*** Material ***

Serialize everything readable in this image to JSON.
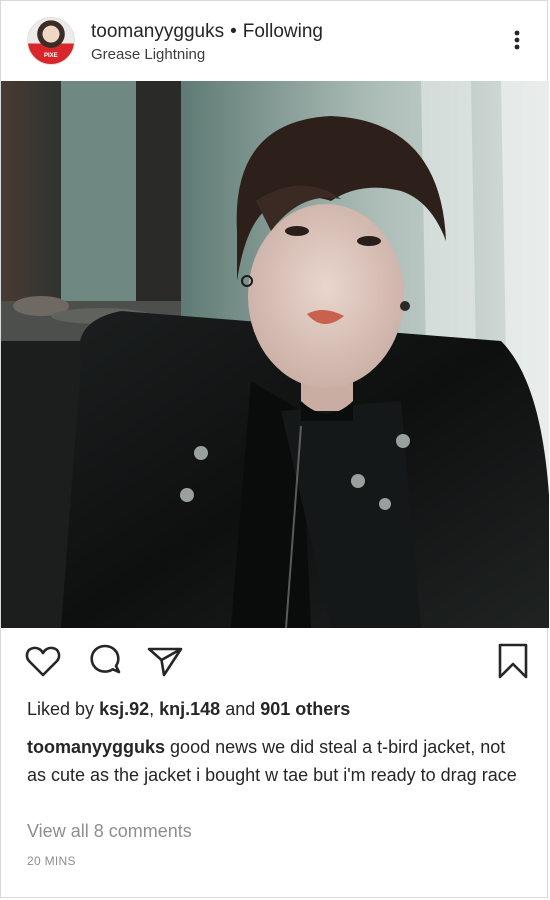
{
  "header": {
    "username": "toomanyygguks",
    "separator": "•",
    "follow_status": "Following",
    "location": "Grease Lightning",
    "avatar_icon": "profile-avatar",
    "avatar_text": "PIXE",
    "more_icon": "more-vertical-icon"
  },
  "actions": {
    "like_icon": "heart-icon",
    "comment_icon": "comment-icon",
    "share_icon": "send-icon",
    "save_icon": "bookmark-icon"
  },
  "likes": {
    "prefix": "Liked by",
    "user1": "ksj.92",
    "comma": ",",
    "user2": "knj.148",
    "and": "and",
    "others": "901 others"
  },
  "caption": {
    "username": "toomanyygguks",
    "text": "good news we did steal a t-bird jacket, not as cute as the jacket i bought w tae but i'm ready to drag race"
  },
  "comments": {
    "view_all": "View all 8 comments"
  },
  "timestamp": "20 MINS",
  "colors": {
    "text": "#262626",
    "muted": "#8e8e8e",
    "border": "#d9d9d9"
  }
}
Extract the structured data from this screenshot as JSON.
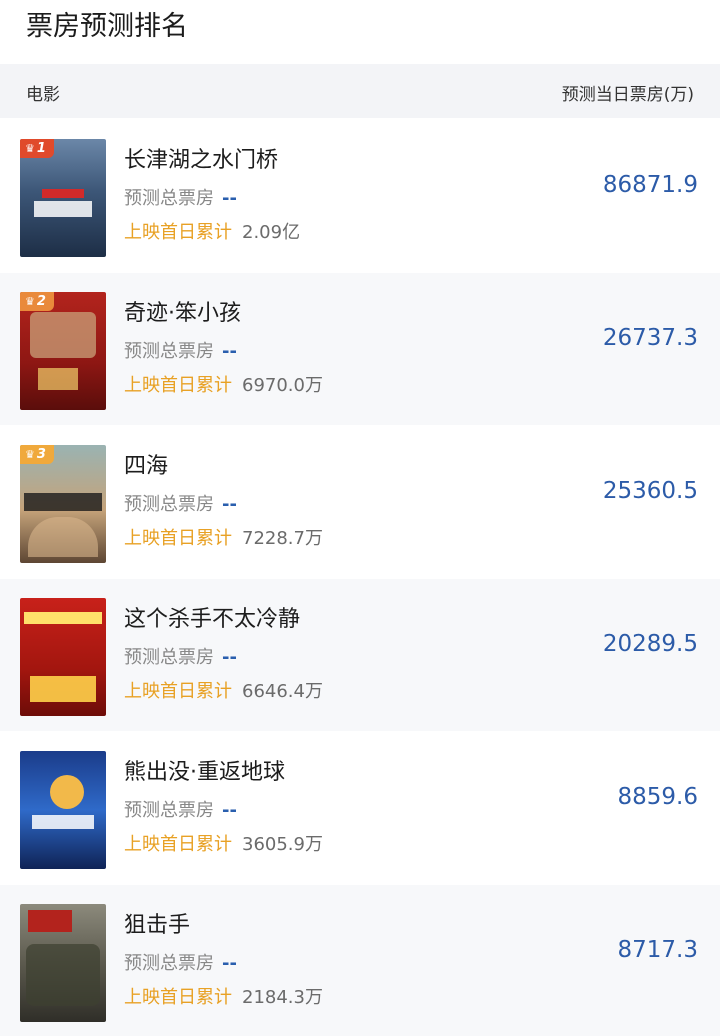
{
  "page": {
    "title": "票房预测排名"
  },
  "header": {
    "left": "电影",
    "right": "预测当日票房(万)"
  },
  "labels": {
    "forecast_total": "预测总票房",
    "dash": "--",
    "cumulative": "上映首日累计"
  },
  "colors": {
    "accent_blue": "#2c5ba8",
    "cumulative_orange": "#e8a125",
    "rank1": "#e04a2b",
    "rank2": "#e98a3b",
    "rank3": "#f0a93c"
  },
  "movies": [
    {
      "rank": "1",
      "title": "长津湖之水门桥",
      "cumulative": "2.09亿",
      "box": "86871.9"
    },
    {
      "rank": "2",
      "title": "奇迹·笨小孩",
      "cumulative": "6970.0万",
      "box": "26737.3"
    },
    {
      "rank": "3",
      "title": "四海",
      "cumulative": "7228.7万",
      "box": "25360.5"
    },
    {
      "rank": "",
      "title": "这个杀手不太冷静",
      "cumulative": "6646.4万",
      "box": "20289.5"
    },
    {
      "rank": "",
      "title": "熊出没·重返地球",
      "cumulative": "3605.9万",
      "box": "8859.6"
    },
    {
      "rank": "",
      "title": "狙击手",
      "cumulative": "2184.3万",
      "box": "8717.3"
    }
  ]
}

***

* **Goal of the exercise**
Transcribe the whole listing exactly. Pictures stay out of your copy.

* **Result of the exercise**
Serialize everything readable in this image to JSON.
{
  "header": {
    "username": "toomanyygguks",
    "separator": "•",
    "follow_status": "Following",
    "location": "Grease Lightning",
    "avatar_icon": "profile-avatar",
    "avatar_text": "PIXE",
    "more_icon": "more-vertical-icon"
  },
  "actions": {
    "like_icon": "heart-icon",
    "comment_icon": "comment-icon",
    "share_icon": "send-icon",
    "save_icon": "bookmark-icon"
  },
  "likes": {
    "prefix": "Liked by",
    "user1": "ksj.92",
    "comma": ",",
    "user2": "knj.148",
    "and": "and",
    "others": "901 others"
  },
  "caption": {
    "username": "toomanyygguks",
    "text": "good news we did steal a t-bird jacket, not as cute as the jacket i bought w tae but i'm ready to drag race"
  },
  "comments": {
    "view_all": "View all 8 comments"
  },
  "timestamp": "20 MINS",
  "colors": {
    "text": "#262626",
    "muted": "#8e8e8e",
    "border": "#d9d9d9"
  }
}
Extract the structured data from this screenshot as JSON.
{
  "page": {
    "title": "票房预测排名"
  },
  "header": {
    "left": "电影",
    "right": "预测当日票房(万)"
  },
  "labels": {
    "forecast_total": "预测总票房",
    "dash": "--",
    "cumulative": "上映首日累计"
  },
  "colors": {
    "accent_blue": "#2c5ba8",
    "cumulative_orange": "#e8a125",
    "rank1": "#e04a2b",
    "rank2": "#e98a3b",
    "rank3": "#f0a93c"
  },
  "movies": [
    {
      "rank": "1",
      "title": "长津湖之水门桥",
      "cumulative": "2.09亿",
      "box": "86871.9"
    },
    {
      "rank": "2",
      "title": "奇迹·笨小孩",
      "cumulative": "6970.0万",
      "box": "26737.3"
    },
    {
      "rank": "3",
      "title": "四海",
      "cumulative": "7228.7万",
      "box": "25360.5"
    },
    {
      "rank": "",
      "title": "这个杀手不太冷静",
      "cumulative": "6646.4万",
      "box": "20289.5"
    },
    {
      "rank": "",
      "title": "熊出没·重返地球",
      "cumulative": "3605.9万",
      "box": "8859.6"
    },
    {
      "rank": "",
      "title": "狙击手",
      "cumulative": "2184.3万",
      "box": "8717.3"
    }
  ]
}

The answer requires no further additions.